[JOB]: Copy each line where the word "должны" occurs.

* * *

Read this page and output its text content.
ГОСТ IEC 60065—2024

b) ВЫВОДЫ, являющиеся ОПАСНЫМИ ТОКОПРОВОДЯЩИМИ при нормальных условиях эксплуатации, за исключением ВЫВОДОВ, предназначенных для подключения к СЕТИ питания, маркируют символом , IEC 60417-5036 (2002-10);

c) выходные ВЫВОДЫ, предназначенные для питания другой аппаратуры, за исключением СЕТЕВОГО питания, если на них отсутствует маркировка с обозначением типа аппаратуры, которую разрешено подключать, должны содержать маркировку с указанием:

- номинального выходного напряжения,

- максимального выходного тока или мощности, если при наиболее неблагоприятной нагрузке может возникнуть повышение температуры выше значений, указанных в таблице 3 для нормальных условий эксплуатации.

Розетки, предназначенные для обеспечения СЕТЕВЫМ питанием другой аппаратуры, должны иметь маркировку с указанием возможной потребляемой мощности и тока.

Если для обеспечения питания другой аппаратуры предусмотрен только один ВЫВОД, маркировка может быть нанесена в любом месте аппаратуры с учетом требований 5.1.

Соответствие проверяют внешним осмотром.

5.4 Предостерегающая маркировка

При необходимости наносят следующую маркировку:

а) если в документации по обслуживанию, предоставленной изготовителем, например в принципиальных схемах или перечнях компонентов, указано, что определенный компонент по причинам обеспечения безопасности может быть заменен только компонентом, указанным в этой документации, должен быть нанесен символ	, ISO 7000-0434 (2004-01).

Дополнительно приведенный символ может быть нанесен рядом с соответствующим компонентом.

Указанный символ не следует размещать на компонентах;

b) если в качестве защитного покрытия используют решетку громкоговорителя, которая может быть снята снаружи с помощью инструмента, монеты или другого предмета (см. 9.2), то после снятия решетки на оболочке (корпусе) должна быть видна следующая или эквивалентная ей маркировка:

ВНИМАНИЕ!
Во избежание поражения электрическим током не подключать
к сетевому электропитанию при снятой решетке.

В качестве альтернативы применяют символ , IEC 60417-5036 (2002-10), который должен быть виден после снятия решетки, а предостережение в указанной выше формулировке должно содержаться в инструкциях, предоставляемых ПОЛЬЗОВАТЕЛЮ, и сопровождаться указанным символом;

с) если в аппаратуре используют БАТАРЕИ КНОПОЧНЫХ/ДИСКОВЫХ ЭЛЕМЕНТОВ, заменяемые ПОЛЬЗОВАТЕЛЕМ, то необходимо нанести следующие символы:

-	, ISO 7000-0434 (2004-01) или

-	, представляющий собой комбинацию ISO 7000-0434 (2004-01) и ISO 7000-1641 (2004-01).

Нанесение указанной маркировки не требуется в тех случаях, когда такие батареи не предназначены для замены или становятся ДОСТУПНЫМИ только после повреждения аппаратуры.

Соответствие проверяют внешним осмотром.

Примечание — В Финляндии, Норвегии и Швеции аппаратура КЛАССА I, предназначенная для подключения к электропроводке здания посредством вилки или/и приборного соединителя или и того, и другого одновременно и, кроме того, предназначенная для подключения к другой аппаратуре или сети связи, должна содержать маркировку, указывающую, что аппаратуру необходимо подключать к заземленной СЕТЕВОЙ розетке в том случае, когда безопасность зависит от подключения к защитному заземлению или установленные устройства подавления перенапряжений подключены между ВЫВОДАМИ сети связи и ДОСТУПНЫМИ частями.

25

* * *

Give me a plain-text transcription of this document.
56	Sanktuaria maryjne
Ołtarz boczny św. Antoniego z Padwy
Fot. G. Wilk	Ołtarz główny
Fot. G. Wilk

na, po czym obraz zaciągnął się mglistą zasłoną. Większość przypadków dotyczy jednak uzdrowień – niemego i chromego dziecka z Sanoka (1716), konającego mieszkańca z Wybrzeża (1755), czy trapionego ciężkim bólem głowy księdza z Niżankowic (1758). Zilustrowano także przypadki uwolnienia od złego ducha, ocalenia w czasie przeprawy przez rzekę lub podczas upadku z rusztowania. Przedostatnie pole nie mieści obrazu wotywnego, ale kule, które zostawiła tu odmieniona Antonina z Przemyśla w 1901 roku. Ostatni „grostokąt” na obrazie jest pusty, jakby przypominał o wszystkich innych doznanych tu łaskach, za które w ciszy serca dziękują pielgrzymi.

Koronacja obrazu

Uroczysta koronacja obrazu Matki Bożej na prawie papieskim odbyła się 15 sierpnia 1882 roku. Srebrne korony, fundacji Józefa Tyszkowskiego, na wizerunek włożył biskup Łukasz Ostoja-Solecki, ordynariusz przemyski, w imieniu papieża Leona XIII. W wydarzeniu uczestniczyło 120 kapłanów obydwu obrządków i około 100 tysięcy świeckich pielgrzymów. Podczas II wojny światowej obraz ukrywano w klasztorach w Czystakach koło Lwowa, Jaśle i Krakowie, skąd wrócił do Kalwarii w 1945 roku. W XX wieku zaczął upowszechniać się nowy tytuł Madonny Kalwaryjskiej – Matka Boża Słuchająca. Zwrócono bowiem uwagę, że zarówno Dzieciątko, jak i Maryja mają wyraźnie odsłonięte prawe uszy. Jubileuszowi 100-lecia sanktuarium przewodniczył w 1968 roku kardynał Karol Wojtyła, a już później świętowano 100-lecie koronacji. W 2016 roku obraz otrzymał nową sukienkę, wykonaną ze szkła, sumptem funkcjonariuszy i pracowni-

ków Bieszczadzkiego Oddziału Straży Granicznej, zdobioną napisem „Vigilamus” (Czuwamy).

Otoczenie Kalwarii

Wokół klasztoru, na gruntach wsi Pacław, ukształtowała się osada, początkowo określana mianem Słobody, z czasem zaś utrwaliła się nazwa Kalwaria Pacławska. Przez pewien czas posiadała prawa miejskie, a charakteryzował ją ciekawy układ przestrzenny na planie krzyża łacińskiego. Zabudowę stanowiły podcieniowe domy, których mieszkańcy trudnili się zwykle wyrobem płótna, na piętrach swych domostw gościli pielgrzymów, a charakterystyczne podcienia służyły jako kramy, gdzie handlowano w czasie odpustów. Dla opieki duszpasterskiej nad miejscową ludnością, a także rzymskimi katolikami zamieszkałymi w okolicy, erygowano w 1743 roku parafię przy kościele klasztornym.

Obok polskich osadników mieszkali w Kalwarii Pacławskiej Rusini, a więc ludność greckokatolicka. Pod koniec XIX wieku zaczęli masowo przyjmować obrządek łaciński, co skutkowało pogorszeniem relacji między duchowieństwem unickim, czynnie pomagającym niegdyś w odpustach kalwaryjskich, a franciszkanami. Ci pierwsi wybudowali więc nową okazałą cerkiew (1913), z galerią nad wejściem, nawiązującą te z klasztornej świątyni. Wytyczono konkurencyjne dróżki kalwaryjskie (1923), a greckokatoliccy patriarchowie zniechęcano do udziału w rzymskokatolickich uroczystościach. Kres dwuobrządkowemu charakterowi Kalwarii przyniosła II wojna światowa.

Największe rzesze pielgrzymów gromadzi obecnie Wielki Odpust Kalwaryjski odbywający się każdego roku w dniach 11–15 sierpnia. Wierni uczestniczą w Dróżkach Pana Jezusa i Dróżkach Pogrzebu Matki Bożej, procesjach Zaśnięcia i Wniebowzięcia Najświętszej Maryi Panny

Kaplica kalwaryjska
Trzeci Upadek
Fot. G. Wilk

* * *

[ANSWER FOR THE TASK]:
c) выходные ВЫВОДЫ, предназначенные для питания другой аппаратуры, за исключением СЕТЕВОГО питания, если на них отсутствует маркировка с обозначением типа аппаратуры, которую разрешено подключать, должны содержать маркировку с указанием:
Розетки, предназначенные для обеспечения СЕТЕВЫМ питанием другой аппаратуры, должны иметь маркировку с указанием возможной потребляемой мощности и тока.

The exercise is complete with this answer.